Start of TEXT EXTRACT

Backstage Pass to North Dakota History

This blog takes you behind the scenes of the State Historical Society of North Dakota. Get a glimpse at a day-in-the-life of the staff, volunteers, and partners who make it all possible. Discover what it takes to preserve North Dakota's natural and cultural history.

Potential Acquisitions

The Museum registration department is responsible for new acquisitions to the state’s museum collection, incoming and outgoing artifact loans, creating and upholding museum collections policies and procedures, and keeping track of the collections with regular inventories and database updates.

Does the Museum Division accept donations for the collection from the public? We receive about two hundred offers of various objects to the state’s museum collection every year. These collections may be one object or a hundred objects, and the items range from tractors to paintings to taxidermy. The Museum Collections Committee (MCC) meets twice a month and consists of staff from various fields including the museum collections care, exhibits, education, and historic sites, along with input from geologists, archaeologists, and others when deemed necessary. The MCC proposes to the Museum director what we should or should not accept for the state’s museum collection, with the Museum director making the final decision.

End of TEXT EXTRACT
Start of RECORD EXTRACTS

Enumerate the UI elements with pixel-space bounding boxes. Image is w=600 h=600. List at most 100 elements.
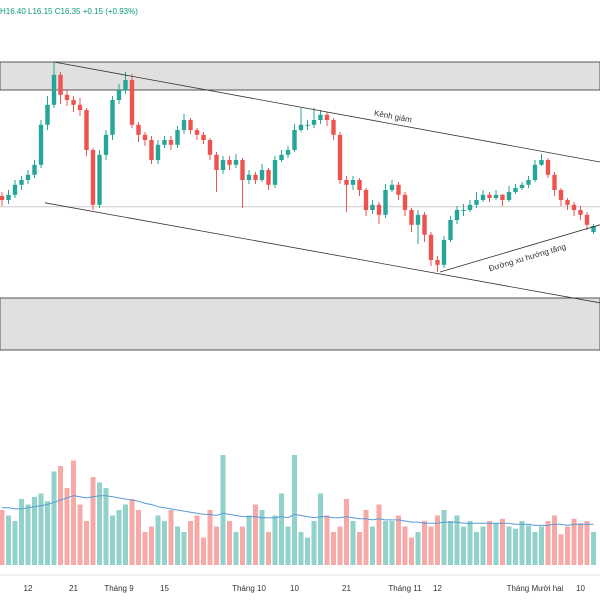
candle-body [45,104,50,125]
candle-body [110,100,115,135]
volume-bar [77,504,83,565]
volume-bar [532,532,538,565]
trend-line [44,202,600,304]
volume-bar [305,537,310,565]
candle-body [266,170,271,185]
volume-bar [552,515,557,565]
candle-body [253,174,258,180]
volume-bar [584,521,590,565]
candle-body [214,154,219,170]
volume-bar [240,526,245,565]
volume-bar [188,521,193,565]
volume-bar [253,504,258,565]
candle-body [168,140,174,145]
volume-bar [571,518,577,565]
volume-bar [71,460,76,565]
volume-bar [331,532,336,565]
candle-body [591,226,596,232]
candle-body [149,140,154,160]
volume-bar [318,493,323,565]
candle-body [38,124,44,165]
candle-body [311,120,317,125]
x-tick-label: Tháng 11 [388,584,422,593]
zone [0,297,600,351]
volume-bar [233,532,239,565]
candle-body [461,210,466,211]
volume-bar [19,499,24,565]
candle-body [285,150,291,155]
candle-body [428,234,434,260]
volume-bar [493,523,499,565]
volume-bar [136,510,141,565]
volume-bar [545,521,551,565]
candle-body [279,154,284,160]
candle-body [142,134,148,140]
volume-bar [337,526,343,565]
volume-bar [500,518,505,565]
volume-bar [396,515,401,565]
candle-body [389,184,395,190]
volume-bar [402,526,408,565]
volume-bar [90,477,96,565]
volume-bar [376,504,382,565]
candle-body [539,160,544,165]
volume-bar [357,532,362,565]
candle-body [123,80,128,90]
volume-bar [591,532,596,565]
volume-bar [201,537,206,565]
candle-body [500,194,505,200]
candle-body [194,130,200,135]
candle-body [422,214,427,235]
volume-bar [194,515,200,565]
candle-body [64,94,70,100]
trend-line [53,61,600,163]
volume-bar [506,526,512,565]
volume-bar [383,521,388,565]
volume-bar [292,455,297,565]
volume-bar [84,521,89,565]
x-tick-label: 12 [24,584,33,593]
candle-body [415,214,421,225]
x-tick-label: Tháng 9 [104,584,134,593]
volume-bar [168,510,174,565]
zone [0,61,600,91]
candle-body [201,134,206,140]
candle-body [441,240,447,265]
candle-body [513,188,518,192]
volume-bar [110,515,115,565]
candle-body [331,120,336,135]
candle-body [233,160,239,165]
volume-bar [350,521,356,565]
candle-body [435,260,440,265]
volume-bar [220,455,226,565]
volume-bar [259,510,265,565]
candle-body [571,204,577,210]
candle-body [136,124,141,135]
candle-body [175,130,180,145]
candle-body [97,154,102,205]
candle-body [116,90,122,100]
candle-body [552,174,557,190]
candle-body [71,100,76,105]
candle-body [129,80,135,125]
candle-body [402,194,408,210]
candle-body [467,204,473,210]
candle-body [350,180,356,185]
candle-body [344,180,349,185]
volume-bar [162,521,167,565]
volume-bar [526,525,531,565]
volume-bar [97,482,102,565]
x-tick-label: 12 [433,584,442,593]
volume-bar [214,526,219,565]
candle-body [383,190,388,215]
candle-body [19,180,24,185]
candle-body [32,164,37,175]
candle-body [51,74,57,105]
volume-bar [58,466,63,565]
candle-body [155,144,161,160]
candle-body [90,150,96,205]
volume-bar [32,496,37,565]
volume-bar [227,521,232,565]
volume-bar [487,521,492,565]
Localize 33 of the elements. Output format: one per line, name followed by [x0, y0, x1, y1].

End of RECORD EXTRACTS

**ACTIONS TO TAKE**
(a) Do these statements agree with the blog post on museum acquisitions? Answer yes or no for each, quoting the words from the post that decide it.
(i) The Museum Collections Committee meets once a month.
(ii) The Museum director makes the final decision on what the collection accepts.
(iii) The registration department handles incoming and outgoing artifact loans.
(b) According to the blog post on museum acquisitions, how many offers of objects does the state's museum collection receive each year?
(c) Turn the paragraph of the blog post on museum acquisitions that begins "Does the Museum Division accept donations" into a short list that keeps its main facts.
The items have no connection to the blog post on museum acquisitions.

**RESPONSES PER TASK**
(a)
(i) No: "meets twice a month"
(ii) Yes: "with the Museum director making the final decision"
(iii) Yes: "incoming and outgoing artifact loans"

(b) About two hundred.

(c)
- The museum collection receives about two hundred offers of objects each year.
- An offer may be one object or a hundred, ranging from tractors to paintings to taxidermy.
- The Museum Collections Committee (MCC) meets twice a month.
- Its members are staff from collections care, exhibits, education, and historic sites, with input from geologists, archaeologists, and others when needed.
- The MCC recommends to the Museum director what to accept, and the director makes the final decision.